▸ **GIVEN INSTRUCTION**
Search the data for the string "ylabel" and extract every line where it appears.

-----

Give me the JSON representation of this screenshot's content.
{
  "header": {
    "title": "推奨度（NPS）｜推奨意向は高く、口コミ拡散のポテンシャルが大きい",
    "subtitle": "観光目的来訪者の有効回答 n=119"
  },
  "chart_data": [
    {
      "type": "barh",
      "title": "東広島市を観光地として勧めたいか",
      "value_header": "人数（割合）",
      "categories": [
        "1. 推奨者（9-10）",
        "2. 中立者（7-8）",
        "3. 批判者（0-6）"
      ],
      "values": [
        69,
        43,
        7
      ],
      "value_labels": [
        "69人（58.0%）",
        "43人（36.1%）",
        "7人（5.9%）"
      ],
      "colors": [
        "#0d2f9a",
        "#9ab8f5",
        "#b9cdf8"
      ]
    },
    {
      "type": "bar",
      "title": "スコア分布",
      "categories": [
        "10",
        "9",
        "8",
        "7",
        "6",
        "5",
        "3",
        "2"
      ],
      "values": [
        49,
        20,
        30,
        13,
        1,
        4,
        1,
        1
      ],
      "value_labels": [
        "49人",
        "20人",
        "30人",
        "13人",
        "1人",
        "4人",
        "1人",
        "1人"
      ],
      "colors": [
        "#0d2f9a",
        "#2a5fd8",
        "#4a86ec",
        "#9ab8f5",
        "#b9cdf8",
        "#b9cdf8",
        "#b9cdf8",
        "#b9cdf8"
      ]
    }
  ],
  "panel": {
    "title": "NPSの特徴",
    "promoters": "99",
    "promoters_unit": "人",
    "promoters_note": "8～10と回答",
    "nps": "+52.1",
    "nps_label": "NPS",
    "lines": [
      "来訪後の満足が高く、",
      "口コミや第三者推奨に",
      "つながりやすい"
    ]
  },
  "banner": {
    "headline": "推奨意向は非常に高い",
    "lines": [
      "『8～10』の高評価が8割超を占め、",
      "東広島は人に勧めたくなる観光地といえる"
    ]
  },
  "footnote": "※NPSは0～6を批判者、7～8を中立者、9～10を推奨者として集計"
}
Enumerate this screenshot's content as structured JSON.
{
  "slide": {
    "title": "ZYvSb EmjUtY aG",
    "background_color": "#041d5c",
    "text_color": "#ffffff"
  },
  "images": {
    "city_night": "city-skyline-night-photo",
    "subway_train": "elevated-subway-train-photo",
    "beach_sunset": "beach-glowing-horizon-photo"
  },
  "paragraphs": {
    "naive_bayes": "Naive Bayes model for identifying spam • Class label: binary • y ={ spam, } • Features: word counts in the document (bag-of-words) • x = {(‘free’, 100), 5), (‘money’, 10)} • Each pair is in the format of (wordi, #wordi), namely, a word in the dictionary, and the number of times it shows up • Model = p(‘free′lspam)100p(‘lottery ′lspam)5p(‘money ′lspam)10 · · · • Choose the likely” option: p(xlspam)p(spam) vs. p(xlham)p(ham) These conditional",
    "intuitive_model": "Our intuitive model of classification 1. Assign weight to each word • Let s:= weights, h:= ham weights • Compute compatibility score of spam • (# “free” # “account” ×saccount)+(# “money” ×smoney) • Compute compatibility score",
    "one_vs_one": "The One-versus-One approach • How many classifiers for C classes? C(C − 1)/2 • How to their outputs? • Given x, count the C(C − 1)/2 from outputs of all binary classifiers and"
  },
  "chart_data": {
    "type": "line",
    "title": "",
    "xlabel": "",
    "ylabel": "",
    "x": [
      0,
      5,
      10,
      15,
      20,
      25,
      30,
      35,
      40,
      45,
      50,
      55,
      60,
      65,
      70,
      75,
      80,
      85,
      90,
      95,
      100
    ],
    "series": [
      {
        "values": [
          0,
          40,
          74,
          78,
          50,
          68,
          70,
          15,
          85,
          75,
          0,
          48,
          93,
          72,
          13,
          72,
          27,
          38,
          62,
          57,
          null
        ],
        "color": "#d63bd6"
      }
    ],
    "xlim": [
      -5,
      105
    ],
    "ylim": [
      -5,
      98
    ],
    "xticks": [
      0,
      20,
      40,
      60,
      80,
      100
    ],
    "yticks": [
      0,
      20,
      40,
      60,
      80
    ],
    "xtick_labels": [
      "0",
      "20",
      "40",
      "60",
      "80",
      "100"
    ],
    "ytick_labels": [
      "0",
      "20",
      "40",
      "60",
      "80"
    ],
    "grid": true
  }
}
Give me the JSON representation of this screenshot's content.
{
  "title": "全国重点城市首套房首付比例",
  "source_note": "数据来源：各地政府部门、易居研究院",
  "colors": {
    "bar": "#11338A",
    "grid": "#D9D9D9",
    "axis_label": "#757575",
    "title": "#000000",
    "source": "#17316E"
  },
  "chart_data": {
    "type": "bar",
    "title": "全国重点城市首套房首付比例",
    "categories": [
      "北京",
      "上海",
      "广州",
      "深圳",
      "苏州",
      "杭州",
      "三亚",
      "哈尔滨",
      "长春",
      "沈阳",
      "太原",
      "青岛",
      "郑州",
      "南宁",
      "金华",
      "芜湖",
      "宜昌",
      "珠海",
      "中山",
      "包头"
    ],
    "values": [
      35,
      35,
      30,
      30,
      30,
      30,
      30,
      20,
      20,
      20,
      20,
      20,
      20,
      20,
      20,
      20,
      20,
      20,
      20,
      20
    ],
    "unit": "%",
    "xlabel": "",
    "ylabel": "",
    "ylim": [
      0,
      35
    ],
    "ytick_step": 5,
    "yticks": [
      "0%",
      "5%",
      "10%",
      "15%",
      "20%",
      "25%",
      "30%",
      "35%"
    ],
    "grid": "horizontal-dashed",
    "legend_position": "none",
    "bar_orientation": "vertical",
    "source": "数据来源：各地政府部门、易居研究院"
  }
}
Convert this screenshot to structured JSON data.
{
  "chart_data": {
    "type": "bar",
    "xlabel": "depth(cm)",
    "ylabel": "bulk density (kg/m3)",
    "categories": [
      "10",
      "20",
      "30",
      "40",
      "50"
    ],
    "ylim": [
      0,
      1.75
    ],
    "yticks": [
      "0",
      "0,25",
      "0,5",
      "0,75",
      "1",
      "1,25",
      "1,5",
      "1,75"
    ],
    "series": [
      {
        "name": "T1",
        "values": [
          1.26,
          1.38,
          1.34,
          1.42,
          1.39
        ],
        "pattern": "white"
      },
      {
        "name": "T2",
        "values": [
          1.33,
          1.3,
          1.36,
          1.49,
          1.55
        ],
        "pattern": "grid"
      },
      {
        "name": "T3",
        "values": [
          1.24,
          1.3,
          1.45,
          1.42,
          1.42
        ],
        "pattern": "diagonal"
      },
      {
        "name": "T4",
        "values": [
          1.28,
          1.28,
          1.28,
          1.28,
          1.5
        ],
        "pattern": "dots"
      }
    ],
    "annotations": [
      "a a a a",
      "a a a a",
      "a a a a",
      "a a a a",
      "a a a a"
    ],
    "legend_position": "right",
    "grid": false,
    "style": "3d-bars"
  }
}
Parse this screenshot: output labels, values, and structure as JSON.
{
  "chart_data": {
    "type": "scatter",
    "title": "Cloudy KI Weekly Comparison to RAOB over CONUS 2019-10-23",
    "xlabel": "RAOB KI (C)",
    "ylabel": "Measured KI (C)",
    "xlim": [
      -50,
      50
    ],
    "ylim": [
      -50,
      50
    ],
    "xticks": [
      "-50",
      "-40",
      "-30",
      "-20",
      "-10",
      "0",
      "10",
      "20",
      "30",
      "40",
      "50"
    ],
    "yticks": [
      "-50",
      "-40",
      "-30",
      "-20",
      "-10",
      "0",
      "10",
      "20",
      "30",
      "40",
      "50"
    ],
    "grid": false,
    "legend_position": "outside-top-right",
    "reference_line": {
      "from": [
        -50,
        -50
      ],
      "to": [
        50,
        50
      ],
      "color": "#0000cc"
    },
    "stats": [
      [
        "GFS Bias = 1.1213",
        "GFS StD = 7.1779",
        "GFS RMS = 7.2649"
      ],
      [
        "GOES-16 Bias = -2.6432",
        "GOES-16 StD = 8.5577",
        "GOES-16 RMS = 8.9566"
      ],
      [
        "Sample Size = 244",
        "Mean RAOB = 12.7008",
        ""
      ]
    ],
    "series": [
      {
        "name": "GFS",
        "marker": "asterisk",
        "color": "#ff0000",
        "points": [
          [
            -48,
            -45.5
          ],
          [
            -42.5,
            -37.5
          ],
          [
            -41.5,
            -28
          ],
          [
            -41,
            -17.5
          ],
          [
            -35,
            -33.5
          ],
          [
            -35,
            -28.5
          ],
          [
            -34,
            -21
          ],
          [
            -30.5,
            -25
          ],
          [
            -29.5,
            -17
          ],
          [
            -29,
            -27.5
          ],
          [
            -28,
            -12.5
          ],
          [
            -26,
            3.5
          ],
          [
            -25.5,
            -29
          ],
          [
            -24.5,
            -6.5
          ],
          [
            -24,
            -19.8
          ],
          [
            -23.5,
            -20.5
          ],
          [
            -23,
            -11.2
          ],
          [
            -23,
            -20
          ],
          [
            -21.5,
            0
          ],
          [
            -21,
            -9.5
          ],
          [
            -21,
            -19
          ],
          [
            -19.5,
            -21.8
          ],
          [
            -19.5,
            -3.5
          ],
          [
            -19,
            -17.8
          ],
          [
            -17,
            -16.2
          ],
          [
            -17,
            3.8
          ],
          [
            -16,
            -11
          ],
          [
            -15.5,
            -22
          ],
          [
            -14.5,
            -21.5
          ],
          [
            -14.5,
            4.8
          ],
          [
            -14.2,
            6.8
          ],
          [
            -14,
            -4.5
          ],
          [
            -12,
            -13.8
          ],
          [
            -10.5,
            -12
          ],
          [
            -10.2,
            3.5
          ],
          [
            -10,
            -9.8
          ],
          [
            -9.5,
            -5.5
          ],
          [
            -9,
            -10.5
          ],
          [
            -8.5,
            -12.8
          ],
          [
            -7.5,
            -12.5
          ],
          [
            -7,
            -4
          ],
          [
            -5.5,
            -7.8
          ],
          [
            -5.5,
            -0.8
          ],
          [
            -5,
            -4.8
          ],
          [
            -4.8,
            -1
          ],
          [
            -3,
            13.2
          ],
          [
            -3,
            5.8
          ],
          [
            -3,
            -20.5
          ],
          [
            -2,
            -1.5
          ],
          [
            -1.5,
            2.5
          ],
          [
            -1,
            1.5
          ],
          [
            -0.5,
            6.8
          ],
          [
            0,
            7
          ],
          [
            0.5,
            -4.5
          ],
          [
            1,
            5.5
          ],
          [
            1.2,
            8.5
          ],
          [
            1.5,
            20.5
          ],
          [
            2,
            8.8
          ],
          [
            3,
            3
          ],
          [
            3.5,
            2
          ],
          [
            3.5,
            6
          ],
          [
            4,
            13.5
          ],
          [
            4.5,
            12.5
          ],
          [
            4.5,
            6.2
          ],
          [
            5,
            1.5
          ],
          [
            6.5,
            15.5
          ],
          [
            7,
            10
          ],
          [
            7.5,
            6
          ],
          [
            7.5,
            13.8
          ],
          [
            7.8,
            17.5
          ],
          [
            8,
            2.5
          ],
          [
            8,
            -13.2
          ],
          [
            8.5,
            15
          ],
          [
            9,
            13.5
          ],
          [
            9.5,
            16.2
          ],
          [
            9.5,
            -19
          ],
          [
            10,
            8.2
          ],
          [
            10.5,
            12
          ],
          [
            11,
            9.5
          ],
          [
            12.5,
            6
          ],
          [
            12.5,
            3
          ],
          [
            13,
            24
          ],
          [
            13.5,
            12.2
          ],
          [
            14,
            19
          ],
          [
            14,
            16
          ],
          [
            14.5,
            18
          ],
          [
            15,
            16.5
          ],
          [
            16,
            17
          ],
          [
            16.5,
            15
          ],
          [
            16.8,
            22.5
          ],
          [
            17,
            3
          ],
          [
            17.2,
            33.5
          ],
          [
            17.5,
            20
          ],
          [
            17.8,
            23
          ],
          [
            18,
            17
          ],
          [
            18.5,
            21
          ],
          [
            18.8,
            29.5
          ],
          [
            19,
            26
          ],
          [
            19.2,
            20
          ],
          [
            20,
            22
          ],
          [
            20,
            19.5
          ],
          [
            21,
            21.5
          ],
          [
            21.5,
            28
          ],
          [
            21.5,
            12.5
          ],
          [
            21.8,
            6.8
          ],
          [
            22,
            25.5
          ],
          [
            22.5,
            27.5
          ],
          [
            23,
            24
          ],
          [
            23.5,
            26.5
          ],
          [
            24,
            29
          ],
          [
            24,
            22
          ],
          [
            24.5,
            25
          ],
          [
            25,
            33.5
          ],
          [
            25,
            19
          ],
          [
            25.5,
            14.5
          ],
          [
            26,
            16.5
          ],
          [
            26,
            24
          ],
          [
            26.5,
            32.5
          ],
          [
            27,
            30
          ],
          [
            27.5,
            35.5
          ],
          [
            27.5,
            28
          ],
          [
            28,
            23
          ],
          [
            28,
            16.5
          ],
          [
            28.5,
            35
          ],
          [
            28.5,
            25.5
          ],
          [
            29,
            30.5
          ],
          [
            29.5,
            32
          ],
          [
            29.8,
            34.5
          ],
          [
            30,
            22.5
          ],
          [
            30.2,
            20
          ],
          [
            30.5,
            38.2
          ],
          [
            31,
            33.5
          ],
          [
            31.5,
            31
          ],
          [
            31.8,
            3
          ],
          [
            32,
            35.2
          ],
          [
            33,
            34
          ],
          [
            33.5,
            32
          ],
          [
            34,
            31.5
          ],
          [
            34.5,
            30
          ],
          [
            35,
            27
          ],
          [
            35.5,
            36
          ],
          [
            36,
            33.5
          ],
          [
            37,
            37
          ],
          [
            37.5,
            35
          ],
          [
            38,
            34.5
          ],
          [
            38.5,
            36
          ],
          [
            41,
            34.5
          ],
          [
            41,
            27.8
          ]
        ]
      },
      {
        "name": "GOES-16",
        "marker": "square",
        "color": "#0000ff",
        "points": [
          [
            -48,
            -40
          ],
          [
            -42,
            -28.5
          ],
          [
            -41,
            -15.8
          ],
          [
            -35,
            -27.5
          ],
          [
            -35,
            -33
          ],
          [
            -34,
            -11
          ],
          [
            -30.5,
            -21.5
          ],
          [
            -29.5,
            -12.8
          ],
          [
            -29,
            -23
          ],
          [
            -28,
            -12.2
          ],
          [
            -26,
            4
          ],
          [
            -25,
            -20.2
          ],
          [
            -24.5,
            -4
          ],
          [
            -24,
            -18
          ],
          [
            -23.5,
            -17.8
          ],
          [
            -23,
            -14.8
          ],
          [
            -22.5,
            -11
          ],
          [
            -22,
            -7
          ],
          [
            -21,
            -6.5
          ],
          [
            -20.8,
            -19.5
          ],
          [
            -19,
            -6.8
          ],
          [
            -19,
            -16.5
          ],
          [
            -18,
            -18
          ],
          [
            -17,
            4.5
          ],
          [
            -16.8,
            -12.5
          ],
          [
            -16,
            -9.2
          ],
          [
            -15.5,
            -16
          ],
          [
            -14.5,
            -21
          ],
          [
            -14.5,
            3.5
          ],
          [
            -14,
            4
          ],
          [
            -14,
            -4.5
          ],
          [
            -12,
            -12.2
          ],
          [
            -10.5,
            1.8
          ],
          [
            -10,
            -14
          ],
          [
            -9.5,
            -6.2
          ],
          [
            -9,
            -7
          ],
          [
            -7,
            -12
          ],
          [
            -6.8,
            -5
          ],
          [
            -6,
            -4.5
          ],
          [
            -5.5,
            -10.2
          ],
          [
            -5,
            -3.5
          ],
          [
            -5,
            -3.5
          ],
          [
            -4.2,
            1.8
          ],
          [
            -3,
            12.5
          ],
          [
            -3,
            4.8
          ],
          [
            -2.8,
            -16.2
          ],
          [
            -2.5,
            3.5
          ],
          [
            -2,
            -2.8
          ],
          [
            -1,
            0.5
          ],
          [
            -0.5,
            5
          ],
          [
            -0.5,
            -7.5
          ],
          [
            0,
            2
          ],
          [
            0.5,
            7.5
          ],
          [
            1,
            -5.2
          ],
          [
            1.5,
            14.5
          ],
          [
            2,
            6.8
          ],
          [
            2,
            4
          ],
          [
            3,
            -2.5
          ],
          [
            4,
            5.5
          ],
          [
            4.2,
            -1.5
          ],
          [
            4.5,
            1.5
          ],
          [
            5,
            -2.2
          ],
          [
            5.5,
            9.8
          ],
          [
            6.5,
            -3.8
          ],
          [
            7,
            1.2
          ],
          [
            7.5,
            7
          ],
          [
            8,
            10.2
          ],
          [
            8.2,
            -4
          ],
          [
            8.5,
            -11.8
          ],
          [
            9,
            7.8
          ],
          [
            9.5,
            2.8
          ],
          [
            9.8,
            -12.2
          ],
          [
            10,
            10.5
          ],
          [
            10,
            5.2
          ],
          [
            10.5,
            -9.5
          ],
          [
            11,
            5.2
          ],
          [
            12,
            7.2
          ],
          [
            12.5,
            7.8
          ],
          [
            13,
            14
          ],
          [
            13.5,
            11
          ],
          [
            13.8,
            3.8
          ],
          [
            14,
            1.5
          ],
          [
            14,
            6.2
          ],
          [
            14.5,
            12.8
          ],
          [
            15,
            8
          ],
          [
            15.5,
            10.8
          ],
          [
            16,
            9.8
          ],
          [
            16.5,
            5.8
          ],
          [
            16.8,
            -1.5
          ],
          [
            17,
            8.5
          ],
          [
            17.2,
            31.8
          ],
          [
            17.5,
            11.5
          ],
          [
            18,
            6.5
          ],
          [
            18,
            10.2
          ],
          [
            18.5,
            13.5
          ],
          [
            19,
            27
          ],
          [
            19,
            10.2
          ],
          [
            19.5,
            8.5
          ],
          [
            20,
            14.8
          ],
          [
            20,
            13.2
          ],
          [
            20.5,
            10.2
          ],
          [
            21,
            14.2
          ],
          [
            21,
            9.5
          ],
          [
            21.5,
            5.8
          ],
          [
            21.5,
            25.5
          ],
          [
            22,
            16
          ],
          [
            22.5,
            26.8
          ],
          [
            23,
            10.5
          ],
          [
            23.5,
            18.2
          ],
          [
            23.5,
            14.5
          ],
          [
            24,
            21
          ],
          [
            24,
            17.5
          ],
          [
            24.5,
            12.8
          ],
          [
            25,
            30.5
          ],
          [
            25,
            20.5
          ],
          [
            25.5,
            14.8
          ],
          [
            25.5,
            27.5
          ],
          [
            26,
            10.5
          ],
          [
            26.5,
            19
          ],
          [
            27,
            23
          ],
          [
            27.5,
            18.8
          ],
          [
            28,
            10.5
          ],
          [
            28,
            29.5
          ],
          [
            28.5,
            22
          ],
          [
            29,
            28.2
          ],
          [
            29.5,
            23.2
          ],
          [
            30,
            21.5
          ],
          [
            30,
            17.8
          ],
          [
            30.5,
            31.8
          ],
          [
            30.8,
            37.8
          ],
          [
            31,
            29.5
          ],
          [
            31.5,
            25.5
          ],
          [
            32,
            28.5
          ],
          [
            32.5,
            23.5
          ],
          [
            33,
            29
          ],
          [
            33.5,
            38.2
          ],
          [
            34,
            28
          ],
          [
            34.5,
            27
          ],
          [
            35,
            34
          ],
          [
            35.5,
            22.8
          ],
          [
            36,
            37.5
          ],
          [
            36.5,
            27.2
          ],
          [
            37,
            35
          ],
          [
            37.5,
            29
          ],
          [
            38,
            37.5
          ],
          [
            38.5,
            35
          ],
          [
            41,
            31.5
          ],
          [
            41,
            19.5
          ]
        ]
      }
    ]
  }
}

-----

▸ **RESPONSE TO THIS EXERCISE**
    "ylabel": "",
    "ylabel": "",
    "ylabel": "bulk density (kg/m3)",
    "ylabel": "Measured KI (C)",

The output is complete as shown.